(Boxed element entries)
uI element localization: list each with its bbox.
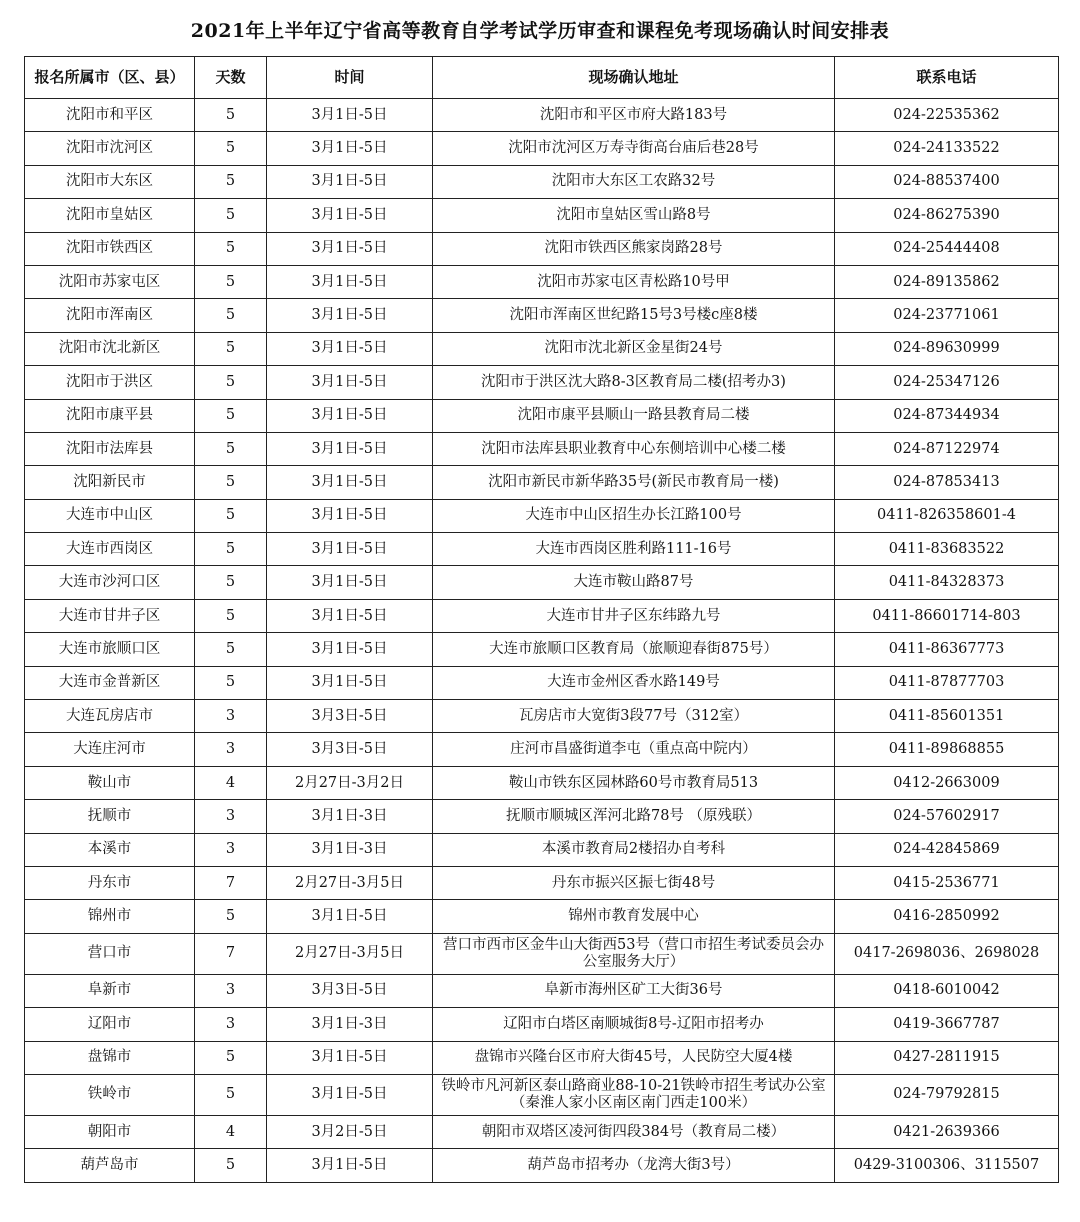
cell-district: 鞍山市 [25,766,195,799]
cell-days: 5 [195,332,267,365]
cell-address: 沈阳市和平区市府大路183号 [433,99,835,132]
cell-days: 5 [195,633,267,666]
cell-days: 3 [195,700,267,733]
cell-address: 大连市中山区招生办长江路100号 [433,499,835,532]
table-row [25,1149,1059,1182]
cell-phone: 0412-2663009 [835,766,1059,799]
cell-days: 7 [195,866,267,899]
cell-address: 盘锦市兴隆台区市府大街45号，人民防空大厦4楼 [433,1041,835,1074]
cell-days: 5 [195,1074,267,1115]
cell-address: 葫芦岛市招考办（龙湾大街3号） [433,1149,835,1182]
table-row [25,700,1059,733]
cell-address: 沈阳市康平县顺山一路县教育局二楼 [433,399,835,432]
cell-phone: 0411-83683522 [835,533,1059,566]
cell-days: 5 [195,1149,267,1182]
cell-address: 沈阳市苏家屯区青松路10号甲 [433,265,835,298]
table-row [25,566,1059,599]
cell-time: 3月1日-5日 [267,900,433,933]
cell-district: 沈阳市和平区 [25,99,195,132]
table-row [25,533,1059,566]
cell-time: 2月27日-3月2日 [267,766,433,799]
cell-days: 5 [195,499,267,532]
table-row [25,332,1059,365]
table-row [25,866,1059,899]
table-row [25,1115,1059,1148]
cell-district: 沈阳市法库县 [25,432,195,465]
table-row [25,199,1059,232]
cell-district: 铁岭市 [25,1074,195,1115]
cell-phone: 024-24133522 [835,132,1059,165]
table-row [25,766,1059,799]
table-row [25,900,1059,933]
cell-days: 5 [195,299,267,332]
cell-time: 3月1日-3日 [267,833,433,866]
cell-address: 沈阳市铁西区熊家岗路28号 [433,232,835,265]
cell-phone: 024-86275390 [835,199,1059,232]
table-row [25,1074,1059,1115]
table-row [25,299,1059,332]
table-row [25,165,1059,198]
header-time: 时间 [267,57,433,99]
cell-time: 3月1日-3日 [267,1008,433,1041]
cell-days: 5 [195,165,267,198]
schedule-table [24,56,1059,1183]
cell-address: 营口市西市区金牛山大街西53号（营口市招生考试委员会办公室服务大厅） [433,933,835,974]
cell-phone: 024-23771061 [835,299,1059,332]
cell-days: 5 [195,900,267,933]
cell-district: 大连瓦房店市 [25,700,195,733]
cell-district: 沈阳市于洪区 [25,366,195,399]
table-row [25,833,1059,866]
cell-address: 辽阳市白塔区南顺城街8号-辽阳市招考办 [433,1008,835,1041]
cell-district: 大连市甘井子区 [25,599,195,632]
cell-district: 抚顺市 [25,800,195,833]
cell-time: 3月1日-5日 [267,299,433,332]
table-body [25,99,1059,1183]
cell-days: 5 [195,1041,267,1074]
cell-phone: 024-88537400 [835,165,1059,198]
cell-district: 沈阳市大东区 [25,165,195,198]
table-row [25,666,1059,699]
cell-days: 3 [195,833,267,866]
cell-days: 5 [195,265,267,298]
cell-address: 沈阳市大东区工农路32号 [433,165,835,198]
cell-phone: 0411-86367773 [835,633,1059,666]
cell-days: 4 [195,1115,267,1148]
cell-time: 3月1日-5日 [267,533,433,566]
cell-days: 3 [195,1008,267,1041]
cell-district: 沈阳市浑南区 [25,299,195,332]
table-row [25,1008,1059,1041]
cell-address: 沈阳市沈北新区金星街24号 [433,332,835,365]
cell-time: 3月1日-5日 [267,132,433,165]
table-row [25,800,1059,833]
cell-time: 3月1日-5日 [267,1041,433,1074]
table-header-row [25,57,1059,99]
cell-address: 大连市鞍山路87号 [433,566,835,599]
cell-address: 铁岭市凡河新区泰山路商业88-10-21铁岭市招生考试办公室（秦淮人家小区南区南门西走100米） [433,1074,835,1115]
cell-district: 丹东市 [25,866,195,899]
table-row [25,232,1059,265]
cell-address: 大连市旅顺口区教育局（旅顺迎春街875号） [433,633,835,666]
cell-address: 大连市金州区香水路149号 [433,666,835,699]
cell-district: 本溪市 [25,833,195,866]
cell-days: 5 [195,666,267,699]
cell-district: 沈阳市苏家屯区 [25,265,195,298]
cell-time: 3月1日-5日 [267,666,433,699]
cell-time: 3月2日-5日 [267,1115,433,1148]
cell-time: 3月3日-5日 [267,700,433,733]
table-row [25,1041,1059,1074]
cell-phone: 0415-2536771 [835,866,1059,899]
header-phone: 联系电话 [835,57,1059,99]
cell-days: 5 [195,599,267,632]
cell-phone: 0421-2639366 [835,1115,1059,1148]
header-days: 天数 [195,57,267,99]
cell-district: 辽阳市 [25,1008,195,1041]
cell-address: 沈阳市新民市新华路35号(新民市教育局一楼) [433,466,835,499]
cell-district: 沈阳市皇姑区 [25,199,195,232]
cell-time: 2月27日-3月5日 [267,933,433,974]
cell-phone: 024-42845869 [835,833,1059,866]
cell-phone: 024-25347126 [835,366,1059,399]
cell-days: 7 [195,933,267,974]
table-row [25,733,1059,766]
cell-address: 沈阳市浑南区世纪路15号3号楼c座8楼 [433,299,835,332]
cell-time: 3月1日-5日 [267,265,433,298]
cell-address: 抚顺市顺城区浑河北路78号 （原残联） [433,800,835,833]
cell-district: 沈阳市铁西区 [25,232,195,265]
cell-days: 5 [195,366,267,399]
cell-address: 锦州市教育发展中心 [433,900,835,933]
cell-phone: 024-25444408 [835,232,1059,265]
cell-district: 沈阳新民市 [25,466,195,499]
table-row [25,99,1059,132]
cell-time: 3月1日-5日 [267,399,433,432]
header-address: 现场确认地址 [433,57,835,99]
table-row [25,974,1059,1007]
cell-time: 3月1日-5日 [267,633,433,666]
cell-days: 5 [195,232,267,265]
cell-district: 大连市沙河口区 [25,566,195,599]
cell-days: 5 [195,466,267,499]
cell-district: 葫芦岛市 [25,1149,195,1182]
cell-phone: 0411-85601351 [835,700,1059,733]
cell-address: 庄河市昌盛街道李屯（重点高中院内） [433,733,835,766]
cell-time: 3月1日-5日 [267,1074,433,1115]
cell-address: 沈阳市皇姑区雪山路8号 [433,199,835,232]
cell-time: 3月1日-5日 [267,432,433,465]
cell-address: 丹东市振兴区振七街48号 [433,866,835,899]
table-row [25,399,1059,432]
cell-district: 营口市 [25,933,195,974]
cell-district: 大连市西岗区 [25,533,195,566]
table-row [25,265,1059,298]
cell-address: 沈阳市于洪区沈大路8-3区教育局二楼(招考办3) [433,366,835,399]
cell-phone: 024-87344934 [835,399,1059,432]
cell-district: 大连庄河市 [25,733,195,766]
cell-address: 鞍山市铁东区园林路60号市教育局513 [433,766,835,799]
cell-days: 3 [195,974,267,1007]
cell-time: 3月1日-5日 [267,566,433,599]
cell-phone: 024-89630999 [835,332,1059,365]
table-row [25,933,1059,974]
cell-time: 3月1日-3日 [267,800,433,833]
cell-phone: 0416-2850992 [835,900,1059,933]
cell-district: 沈阳市沈河区 [25,132,195,165]
cell-phone: 0411-86601714-803 [835,599,1059,632]
cell-phone: 024-79792815 [835,1074,1059,1115]
table-row [25,366,1059,399]
cell-phone: 024-87853413 [835,466,1059,499]
cell-phone: 0419-3667787 [835,1008,1059,1041]
cell-phone: 0429-3100306、3115507 [835,1149,1059,1182]
cell-time: 3月1日-5日 [267,499,433,532]
header-district: 报名所属市（区、县） [25,57,195,99]
cell-phone: 024-87122974 [835,432,1059,465]
cell-district: 沈阳市康平县 [25,399,195,432]
table-row [25,432,1059,465]
cell-address: 沈阳市沈河区万寿寺街高台庙后巷28号 [433,132,835,165]
cell-address: 本溪市教育局2楼招办自考科 [433,833,835,866]
cell-phone: 0417-2698036、2698028 [835,933,1059,974]
cell-address: 瓦房店市大宽街3段77号（312室） [433,700,835,733]
cell-days: 5 [195,132,267,165]
cell-district: 阜新市 [25,974,195,1007]
cell-phone: 0411-826358601-4 [835,499,1059,532]
page-title: 2021年上半年辽宁省高等教育自学考试学历审查和课程免考现场确认时间安排表 [190,20,890,42]
cell-time: 3月1日-5日 [267,232,433,265]
cell-days: 5 [195,566,267,599]
cell-phone: 0418-6010042 [835,974,1059,1007]
cell-district: 盘锦市 [25,1041,195,1074]
cell-time: 3月1日-5日 [267,466,433,499]
cell-phone: 0411-89868855 [835,733,1059,766]
table-row [25,633,1059,666]
cell-days: 4 [195,766,267,799]
cell-address: 沈阳市法库县职业教育中心东侧培训中心楼二楼 [433,432,835,465]
cell-days: 3 [195,733,267,766]
cell-phone: 0411-84328373 [835,566,1059,599]
cell-district: 大连市中山区 [25,499,195,532]
cell-address: 大连市西岗区胜利路111-16号 [433,533,835,566]
cell-phone: 0427-2811915 [835,1041,1059,1074]
cell-address: 朝阳市双塔区凌河街四段384号（教育局二楼） [433,1115,835,1148]
cell-district: 大连市旅顺口区 [25,633,195,666]
table-row [25,132,1059,165]
cell-time: 2月27日-3月5日 [267,866,433,899]
cell-address: 阜新市海州区矿工大街36号 [433,974,835,1007]
cell-time: 3月1日-5日 [267,1149,433,1182]
cell-days: 5 [195,399,267,432]
cell-time: 3月3日-5日 [267,974,433,1007]
cell-phone: 024-57602917 [835,800,1059,833]
cell-district: 大连市金普新区 [25,666,195,699]
cell-days: 3 [195,800,267,833]
cell-days: 5 [195,533,267,566]
cell-days: 5 [195,99,267,132]
cell-time: 3月1日-5日 [267,165,433,198]
cell-phone: 0411-87877703 [835,666,1059,699]
cell-district: 锦州市 [25,900,195,933]
cell-phone: 024-89135862 [835,265,1059,298]
cell-district: 沈阳市沈北新区 [25,332,195,365]
table-row [25,499,1059,532]
cell-time: 3月1日-5日 [267,199,433,232]
cell-district: 朝阳市 [25,1115,195,1148]
cell-time: 3月1日-5日 [267,99,433,132]
cell-time: 3月3日-5日 [267,733,433,766]
cell-days: 5 [195,432,267,465]
cell-time: 3月1日-5日 [267,332,433,365]
cell-address: 大连市甘井子区东纬路九号 [433,599,835,632]
table-row [25,599,1059,632]
cell-phone: 024-22535362 [835,99,1059,132]
table-row [25,466,1059,499]
cell-time: 3月1日-5日 [267,599,433,632]
cell-time: 3月1日-5日 [267,366,433,399]
cell-days: 5 [195,199,267,232]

> WHAT THE TASK ASKS
Please reproduce the data lines running from the one containing "cell-district: 鞍山市 [25,766,195,799]" through the one containing "cell-district: 抚顺市 [25,800,195,833]", both included, without changing anything.

> RIGHT ANSWER
cell-district: 鞍山市 [25,766,195,799]
cell-days: 5 [195,332,267,365]
cell-address: 沈阳市和平区市府大路183号 [433,99,835,132]
cell-days: 5 [195,633,267,666]
cell-days: 3 [195,700,267,733]
cell-address: 大连市中山区招生办长江路100号 [433,499,835,532]
table-row [25,1149,1059,1182]
cell-phone: 0412-2663009 [835,766,1059,799]
cell-days: 7 [195,866,267,899]
cell-address: 盘锦市兴隆台区市府大街45号，人民防空大厦4楼 [433,1041,835,1074]
cell-days: 5 [195,1074,267,1115]
cell-address: 葫芦岛市招考办（龙湾大街3号） [433,1149,835,1182]
table-row [25,700,1059,733]
cell-address: 沈阳市康平县顺山一路县教育局二楼 [433,399,835,432]
cell-phone: 0411-83683522 [835,533,1059,566]
cell-days: 5 [195,1149,267,1182]
cell-address: 沈阳市苏家屯区青松路10号甲 [433,265,835,298]
table-row [25,566,1059,599]
cell-time: 3月1日-5日 [267,900,433,933]
cell-district: 沈阳市和平区 [25,99,195,132]
table-row [25,533,1059,566]
cell-time: 2月27日-3月2日 [267,766,433,799]
cell-days: 5 [195,499,267,532]
table-row [25,332,1059,365]
table-row [25,866,1059,899]
table-row [25,1115,1059,1148]
cell-district: 沈阳市法库县 [25,432,195,465]
table-row [25,199,1059,232]
cell-district: 铁岭市 [25,1074,195,1115]
cell-phone: 024-24133522 [835,132,1059,165]
table-row [25,766,1059,799]
table-row [25,900,1059,933]
cell-days: 5 [195,299,267,332]
cell-time: 3月1日-3日 [267,833,433,866]
cell-address: 沈阳市铁西区熊家岗路28号 [433,232,835,265]
cell-phone: 024-86275390 [835,199,1059,232]
table-row [25,1074,1059,1115]
table-row [25,299,1059,332]
table-row [25,165,1059,198]
header-time: 时间 [267,57,433,99]
cell-time: 3月1日-3日 [267,1008,433,1041]
cell-days: 5 [195,165,267,198]
schedule-table [24,56,1059,1183]
cell-address: 营口市西市区金牛山大街西53号（营口市招生考试委员会办公室服务大厅） [433,933,835,974]
cell-phone: 024-23771061 [835,299,1059,332]
cell-days: 5 [195,900,267,933]
cell-district: 大连瓦房店市 [25,700,195,733]
cell-district: 沈阳市于洪区 [25,366,195,399]
table-row [25,833,1059,866]
cell-address: 辽阳市白塔区南顺城街8号-辽阳市招考办 [433,1008,835,1041]
cell-district: 大连市甘井子区 [25,599,195,632]
cell-district: 抚顺市 [25,800,195,833]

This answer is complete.